Collection entries:
>>

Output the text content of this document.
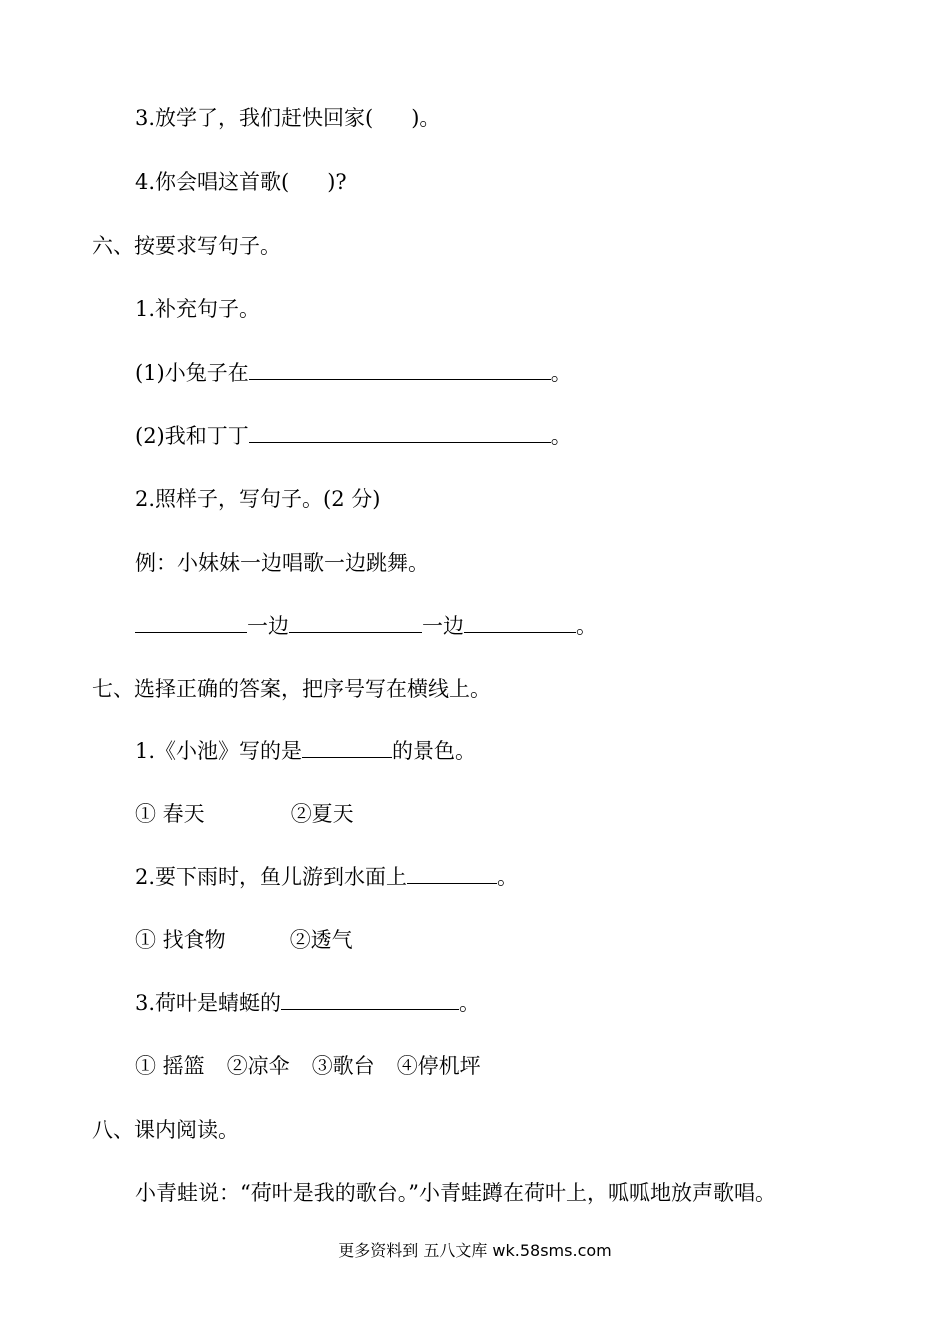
3.放学了，我们赶快回家( )。
4.你会唱这首歌( )?
六、按要求写句子。
1.补充句子。
(1)小兔子在	。
(2)我和丁丁	。
2.照样子，写句子。(2 分)
例：小妹妹一边唱歌一边跳舞。
一边	一边	。
七、选择正确的答案，把序号写在横线上。
1.《小池》写的是	的景色。
① 春天	②夏天
2.要下雨时，鱼儿游到水面上	。
① 找食物	②透气
3.荷叶是蜻蜓的	。
① 摇篮 ②凉伞 ③歌台 ④停机坪
八、课内阅读。
小青蛙说：“荷叶是我的歌台。”小青蛙蹲在荷叶上，呱呱地放声歌唱。
更多资料到 五八文库 wk.58sms.com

<<

▶ [The problem]
Each line of the data should be quoted exactly, with pictures left out.

▶ [Response to the task]
Output the text content of this document.
3.放学了，我们赶快回家( )。
4.你会唱这首歌( )?
六、按要求写句子。
1.补充句子。
(1)小兔子在	。
(2)我和丁丁	。
2.照样子，写句子。(2 分)
例：小妹妹一边唱歌一边跳舞。
一边	一边	。
七、选择正确的答案，把序号写在横线上。
1.《小池》写的是	的景色。
① 春天	②夏天
2.要下雨时，鱼儿游到水面上	。
① 找食物	②透气
3.荷叶是蜻蜓的	。
① 摇篮 ②凉伞 ③歌台 ④停机坪
八、课内阅读。
小青蛙说：“荷叶是我的歌台。”小青蛙蹲在荷叶上，呱呱地放声歌唱。
更多资料到 五八文库 wk.58sms.com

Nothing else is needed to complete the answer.